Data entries
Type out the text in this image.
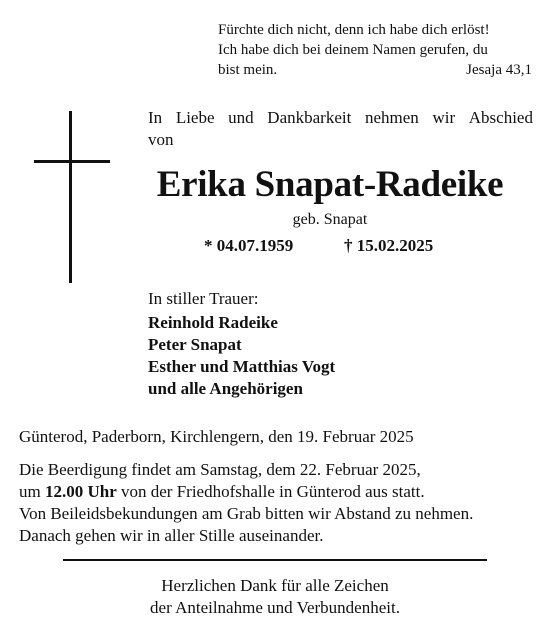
Fürchte dich nicht, denn ich habe dich erlöst!
Ich habe dich bei deinem Namen gerufen, du
bist mein.	Jesaja 43,1
In Liebe und Dankbarkeit nehmen wir Abschied
von
Erika Snapat-Radeike
geb. Snapat
* 04.07.1959	† 15.02.2025
In stiller Trauer:
Reinhold Radeike
Peter Snapat
Esther und Matthias Vogt
und alle Angehörigen
Günterod, Paderborn, Kirchlengern, den 19. Februar 2025
Die Beerdigung findet am Samstag, dem 22. Februar 2025,
um 12.00 Uhr von der Friedhofshalle in Günterod aus statt.
Von Beileidsbekundungen am Grab bitten wir Abstand zu nehmen.
Danach gehen wir in aller Stille auseinander.
Herzlichen Dank für alle Zeichen
der Anteilnahme und Verbundenheit.
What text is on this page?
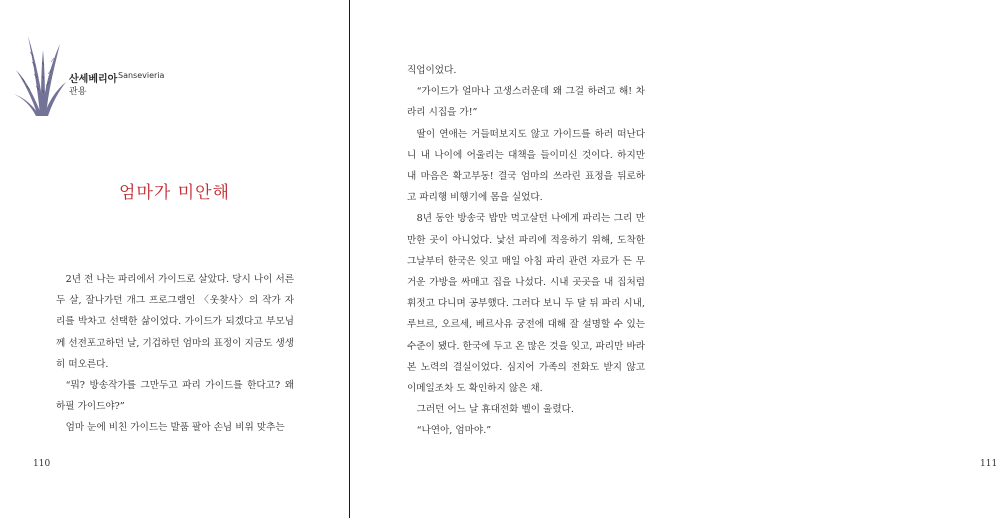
산세베리아 Sansevieria
관용
엄마가 미안해

2년 전 나는 파리에서 가이드로 살았다. 당시 나이 서른 두 살, 잘나가던 개그 프로그램인 〈웃찾사〉의 작가 자리를 박차고 선택한 삶이었다. 가이드가 되겠다고 부모님께 선전포고하던 날, 기겁하던 엄마의 표정이 지금도 생생히 떠오른다.

“뭐? 방송작가를 그만두고 파리 가이드를 한다고? 왜 하필 가이드야?”

엄마 눈에 비친 가이드는 발품 팔아 손님 비위 맞추는

110	111

직업이었다.

“가이드가 얼마나 고생스러운데 왜 그걸 하려고 해! 차라리 시집을 가!”

딸이 연애는 거들떠보지도 않고 가이드를 하러 떠난다니 내 나이에 어울리는 대책을 들이미신 것이다. 하지만 내 마음은 확고부동! 결국 엄마의 쓰라린 표정을 뒤로하고 파리행 비행기에 몸을 실었다.

8년 동안 방송국 밥만 먹고살던 나에게 파리는 그리 만만한 곳이 아니었다. 낯선 파리에 적응하기 위해, 도착한 그날부터 한국은 잊고 매일 아침 파리 관련 자료가 든 무거운 가방을 싸매고 집을 나섰다. 시내 곳곳을 내 집처럼 휘젓고 다니며 공부했다. 그러다 보니 두 달 뒤 파리 시내, 루브르, 오르세, 베르사유 궁전에 대해 잘 설명할 수 있는 수준이 됐다. 한국에 두고 온 많은 것을 잊고, 파리만 바라본 노력의 결실이었다. 심지어 가족의 전화도 받지 않고 이메일조차 도 확인하지 않은 채.

그러던 어느 날 휴대전화 벨이 울렸다.

“나연아, 엄마야.”
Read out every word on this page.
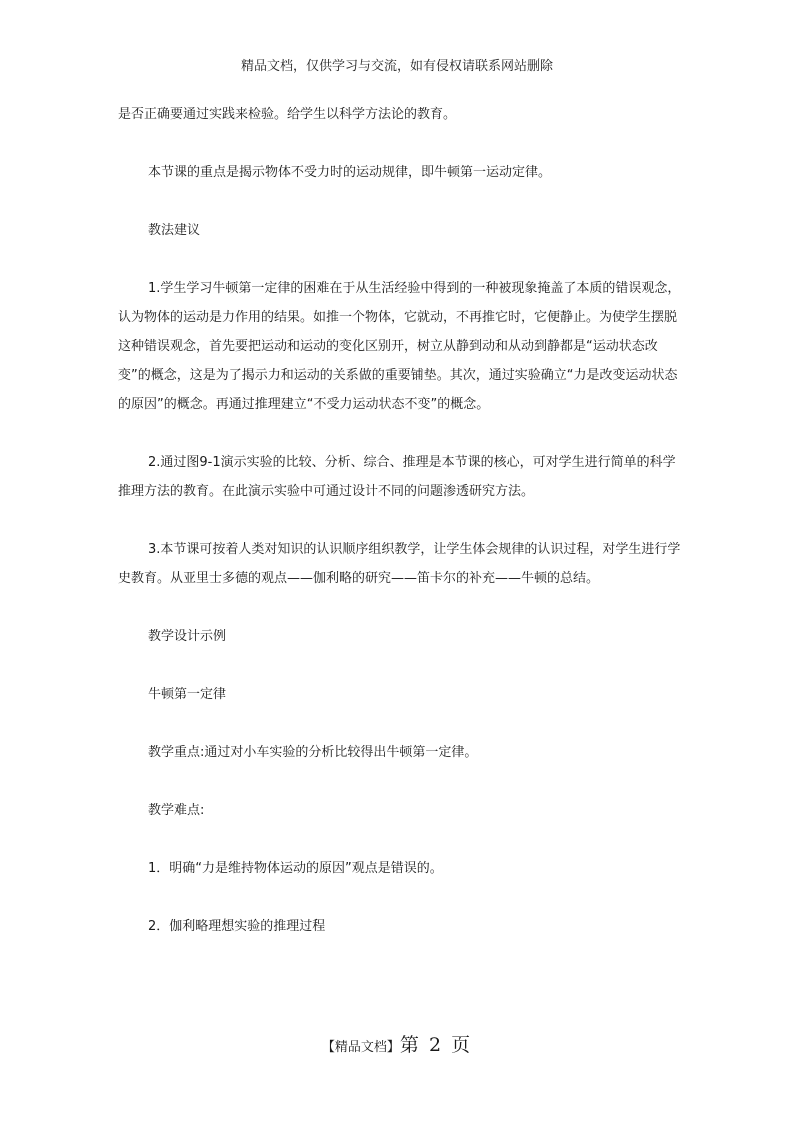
精品文档，仅供学习与交流，如有侵权请联系网站删除

是否正确要通过实践来检验。给学生以科学方法论的教育。

本节课的重点是揭示物体不受力时的运动规律，即牛顿第一运动定律。

教法建议

1.学生学习牛顿第一定律的困难在于从生活经验中得到的一种被现象掩盖了本质的错误观念，认为物体的运动是力作用的结果。如推一个物体，它就动，不再推它时，它便静止。为使学生摆脱这种错误观念，首先要把运动和运动的变化区别开，树立从静到动和从动到静都是“运动状态改变”的概念，这是为了揭示力和运动的关系做的重要铺垫。其次，通过实验确立“力是改变运动状态的原因”的概念。再通过推理建立“不受力运动状态不变”的概念。

2.通过图9-1演示实验的比较、分析、综合、推理是本节课的核心，可对学生进行简单的科学推理方法的教育。在此演示实验中可通过设计不同的问题渗透研究方法。

3.本节课可按着人类对知识的认识顺序组织教学，让学生体会规律的认识过程，对学生进行学史教育。从亚里士多德的观点——伽利略的研究——笛卡尔的补充——牛顿的总结。

教学设计示例

牛顿第一定律

教学重点:通过对小车实验的分析比较得出牛顿第一定律。

教学难点:

1．明确“力是维持物体运动的原因”观点是错误的。

2．伽利略理想实验的推理过程

【精品文档】第 2 页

### [AIM]
Work out how many lines of the data above hold the word "Februar", and write only the count.

### [FULL ANSWER]
2